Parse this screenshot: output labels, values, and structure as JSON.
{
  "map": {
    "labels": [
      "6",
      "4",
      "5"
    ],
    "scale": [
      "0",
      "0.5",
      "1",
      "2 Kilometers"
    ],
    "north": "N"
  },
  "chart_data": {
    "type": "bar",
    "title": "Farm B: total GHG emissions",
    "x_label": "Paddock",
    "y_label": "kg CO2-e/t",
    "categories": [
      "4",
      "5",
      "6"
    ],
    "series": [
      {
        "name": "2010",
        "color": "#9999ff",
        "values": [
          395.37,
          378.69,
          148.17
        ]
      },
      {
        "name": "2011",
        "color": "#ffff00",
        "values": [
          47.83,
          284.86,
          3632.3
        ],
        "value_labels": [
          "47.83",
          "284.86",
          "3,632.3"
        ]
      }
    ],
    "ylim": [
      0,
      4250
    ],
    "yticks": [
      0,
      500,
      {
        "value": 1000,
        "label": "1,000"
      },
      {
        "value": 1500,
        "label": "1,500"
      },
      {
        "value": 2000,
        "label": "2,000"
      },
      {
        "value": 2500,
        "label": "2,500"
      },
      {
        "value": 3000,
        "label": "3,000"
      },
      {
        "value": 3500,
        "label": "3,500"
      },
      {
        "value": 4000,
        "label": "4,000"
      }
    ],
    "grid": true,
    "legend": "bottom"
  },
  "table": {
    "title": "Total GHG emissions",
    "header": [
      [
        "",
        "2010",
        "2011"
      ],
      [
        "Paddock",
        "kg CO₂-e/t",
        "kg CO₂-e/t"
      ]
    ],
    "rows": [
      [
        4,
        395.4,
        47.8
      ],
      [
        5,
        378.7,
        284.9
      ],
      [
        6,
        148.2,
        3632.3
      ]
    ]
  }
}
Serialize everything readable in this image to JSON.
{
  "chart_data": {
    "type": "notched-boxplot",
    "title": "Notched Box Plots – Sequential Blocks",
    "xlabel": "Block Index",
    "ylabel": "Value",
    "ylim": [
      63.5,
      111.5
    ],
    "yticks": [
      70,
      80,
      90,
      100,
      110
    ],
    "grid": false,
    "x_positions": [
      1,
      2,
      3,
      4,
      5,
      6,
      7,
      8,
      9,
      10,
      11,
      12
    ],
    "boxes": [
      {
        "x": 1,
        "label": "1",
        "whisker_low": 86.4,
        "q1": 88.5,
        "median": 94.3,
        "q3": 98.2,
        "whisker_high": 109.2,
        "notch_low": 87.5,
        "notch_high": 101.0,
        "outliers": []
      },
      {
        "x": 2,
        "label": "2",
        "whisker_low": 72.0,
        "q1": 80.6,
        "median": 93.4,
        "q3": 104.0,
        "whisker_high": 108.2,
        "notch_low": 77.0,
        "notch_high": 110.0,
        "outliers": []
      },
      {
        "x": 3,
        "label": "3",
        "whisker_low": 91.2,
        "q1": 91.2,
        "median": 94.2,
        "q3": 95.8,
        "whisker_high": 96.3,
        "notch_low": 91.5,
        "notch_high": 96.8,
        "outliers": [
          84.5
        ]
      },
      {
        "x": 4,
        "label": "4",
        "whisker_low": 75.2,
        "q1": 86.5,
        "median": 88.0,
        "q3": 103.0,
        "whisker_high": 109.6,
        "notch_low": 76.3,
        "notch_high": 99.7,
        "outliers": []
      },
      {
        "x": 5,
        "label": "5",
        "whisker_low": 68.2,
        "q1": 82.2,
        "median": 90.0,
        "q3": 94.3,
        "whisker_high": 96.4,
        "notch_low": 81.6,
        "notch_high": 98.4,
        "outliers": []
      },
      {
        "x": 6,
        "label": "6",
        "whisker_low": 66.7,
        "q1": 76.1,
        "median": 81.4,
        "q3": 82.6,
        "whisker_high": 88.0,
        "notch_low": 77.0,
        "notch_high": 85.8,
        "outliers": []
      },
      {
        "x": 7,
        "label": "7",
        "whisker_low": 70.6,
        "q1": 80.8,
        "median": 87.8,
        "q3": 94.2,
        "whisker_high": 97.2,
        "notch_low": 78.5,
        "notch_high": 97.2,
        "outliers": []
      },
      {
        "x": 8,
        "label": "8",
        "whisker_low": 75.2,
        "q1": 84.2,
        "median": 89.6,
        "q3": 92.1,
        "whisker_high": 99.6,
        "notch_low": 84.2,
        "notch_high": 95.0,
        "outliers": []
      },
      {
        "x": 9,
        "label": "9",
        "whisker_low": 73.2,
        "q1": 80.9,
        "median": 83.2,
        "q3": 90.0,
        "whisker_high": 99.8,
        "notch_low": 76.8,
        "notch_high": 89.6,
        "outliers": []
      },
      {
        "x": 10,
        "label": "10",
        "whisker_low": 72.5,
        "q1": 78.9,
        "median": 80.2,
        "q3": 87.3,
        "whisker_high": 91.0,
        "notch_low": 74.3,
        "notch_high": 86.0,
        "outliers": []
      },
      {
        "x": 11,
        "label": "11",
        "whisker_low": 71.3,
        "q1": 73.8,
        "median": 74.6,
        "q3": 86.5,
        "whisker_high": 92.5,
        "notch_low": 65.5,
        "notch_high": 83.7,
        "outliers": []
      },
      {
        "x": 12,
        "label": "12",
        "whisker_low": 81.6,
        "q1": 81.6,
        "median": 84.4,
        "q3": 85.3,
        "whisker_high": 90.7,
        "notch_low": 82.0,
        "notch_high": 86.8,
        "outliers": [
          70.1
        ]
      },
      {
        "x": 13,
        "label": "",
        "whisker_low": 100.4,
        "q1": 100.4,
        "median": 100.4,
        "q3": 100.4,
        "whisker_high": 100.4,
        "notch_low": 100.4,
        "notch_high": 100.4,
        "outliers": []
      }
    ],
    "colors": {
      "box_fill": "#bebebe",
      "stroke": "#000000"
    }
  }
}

- _OBJECTIVE_
Copy out all of the lines above exactly.

- _RESULT_
Parse this screenshot: output labels, values, and structure as JSON.
{
  "map": {
    "labels": [
      "6",
      "4",
      "5"
    ],
    "scale": [
      "0",
      "0.5",
      "1",
      "2 Kilometers"
    ],
    "north": "N"
  },
  "chart_data": {
    "type": "bar",
    "title": "Farm B: total GHG emissions",
    "x_label": "Paddock",
    "y_label": "kg CO2-e/t",
    "categories": [
      "4",
      "5",
      "6"
    ],
    "series": [
      {
        "name": "2010",
        "color": "#9999ff",
        "values": [
          395.37,
          378.69,
          148.17
        ]
      },
      {
        "name": "2011",
        "color": "#ffff00",
        "values": [
          47.83,
          284.86,
          3632.3
        ],
        "value_labels": [
          "47.83",
          "284.86",
          "3,632.3"
        ]
      }
    ],
    "ylim": [
      0,
      4250
    ],
    "yticks": [
      0,
      500,
      {
        "value": 1000,
        "label": "1,000"
      },
      {
        "value": 1500,
        "label": "1,500"
      },
      {
        "value": 2000,
        "label": "2,000"
      },
      {
        "value": 2500,
        "label": "2,500"
      },
      {
        "value": 3000,
        "label": "3,000"
      },
      {
        "value": 3500,
        "label": "3,500"
      },
      {
        "value": 4000,
        "label": "4,000"
      }
    ],
    "grid": true,
    "legend": "bottom"
  },
  "table": {
    "title": "Total GHG emissions",
    "header": [
      [
        "",
        "2010",
        "2011"
      ],
      [
        "Paddock",
        "kg CO₂-e/t",
        "kg CO₂-e/t"
      ]
    ],
    "rows": [
      [
        4,
        395.4,
        47.8
      ],
      [
        5,
        378.7,
        284.9
      ],
      [
        6,
        148.2,
        3632.3
      ]
    ]
  }
}
Serialize everything readable in this image to JSON.
{
  "chart_data": {
    "type": "notched-boxplot",
    "title": "Notched Box Plots – Sequential Blocks",
    "xlabel": "Block Index",
    "ylabel": "Value",
    "ylim": [
      63.5,
      111.5
    ],
    "yticks": [
      70,
      80,
      90,
      100,
      110
    ],
    "grid": false,
    "x_positions": [
      1,
      2,
      3,
      4,
      5,
      6,
      7,
      8,
      9,
      10,
      11,
      12
    ],
    "boxes": [
      {
        "x": 1,
        "label": "1",
        "whisker_low": 86.4,
        "q1": 88.5,
        "median": 94.3,
        "q3": 98.2,
        "whisker_high": 109.2,
        "notch_low": 87.5,
        "notch_high": 101.0,
        "outliers": []
      },
      {
        "x": 2,
        "label": "2",
        "whisker_low": 72.0,
        "q1": 80.6,
        "median": 93.4,
        "q3": 104.0,
        "whisker_high": 108.2,
        "notch_low": 77.0,
        "notch_high": 110.0,
        "outliers": []
      },
      {
        "x": 3,
        "label": "3",
        "whisker_low": 91.2,
        "q1": 91.2,
        "median": 94.2,
        "q3": 95.8,
        "whisker_high": 96.3,
        "notch_low": 91.5,
        "notch_high": 96.8,
        "outliers": [
          84.5
        ]
      },
      {
        "x": 4,
        "label": "4",
        "whisker_low": 75.2,
        "q1": 86.5,
        "median": 88.0,
        "q3": 103.0,
        "whisker_high": 109.6,
        "notch_low": 76.3,
        "notch_high": 99.7,
        "outliers": []
      },
      {
        "x": 5,
        "label": "5",
        "whisker_low": 68.2,
        "q1": 82.2,
        "median": 90.0,
        "q3": 94.3,
        "whisker_high": 96.4,
        "notch_low": 81.6,
        "notch_high": 98.4,
        "outliers": []
      },
      {
        "x": 6,
        "label": "6",
        "whisker_low": 66.7,
        "q1": 76.1,
        "median": 81.4,
        "q3": 82.6,
        "whisker_high": 88.0,
        "notch_low": 77.0,
        "notch_high": 85.8,
        "outliers": []
      },
      {
        "x": 7,
        "label": "7",
        "whisker_low": 70.6,
        "q1": 80.8,
        "median": 87.8,
        "q3": 94.2,
        "whisker_high": 97.2,
        "notch_low": 78.5,
        "notch_high": 97.2,
        "outliers": []
      },
      {
        "x": 8,
        "label": "8",
        "whisker_low": 75.2,
        "q1": 84.2,
        "median": 89.6,
        "q3": 92.1,
        "whisker_high": 99.6,
        "notch_low": 84.2,
        "notch_high": 95.0,
        "outliers": []
      },
      {
        "x": 9,
        "label": "9",
        "whisker_low": 73.2,
        "q1": 80.9,
        "median": 83.2,
        "q3": 90.0,
        "whisker_high": 99.8,
        "notch_low": 76.8,
        "notch_high": 89.6,
        "outliers": []
      },
      {
        "x": 10,
        "label": "10",
        "whisker_low": 72.5,
        "q1": 78.9,
        "median": 80.2,
        "q3": 87.3,
        "whisker_high": 91.0,
        "notch_low": 74.3,
        "notch_high": 86.0,
        "outliers": []
      },
      {
        "x": 11,
        "label": "11",
        "whisker_low": 71.3,
        "q1": 73.8,
        "median": 74.6,
        "q3": 86.5,
        "whisker_high": 92.5,
        "notch_low": 65.5,
        "notch_high": 83.7,
        "outliers": []
      },
      {
        "x": 12,
        "label": "12",
        "whisker_low": 81.6,
        "q1": 81.6,
        "median": 84.4,
        "q3": 85.3,
        "whisker_high": 90.7,
        "notch_low": 82.0,
        "notch_high": 86.8,
        "outliers": [
          70.1
        ]
      },
      {
        "x": 13,
        "label": "",
        "whisker_low": 100.4,
        "q1": 100.4,
        "median": 100.4,
        "q3": 100.4,
        "whisker_high": 100.4,
        "notch_low": 100.4,
        "notch_high": 100.4,
        "outliers": []
      }
    ],
    "colors": {
      "box_fill": "#bebebe",
      "stroke": "#000000"
    }
  }
}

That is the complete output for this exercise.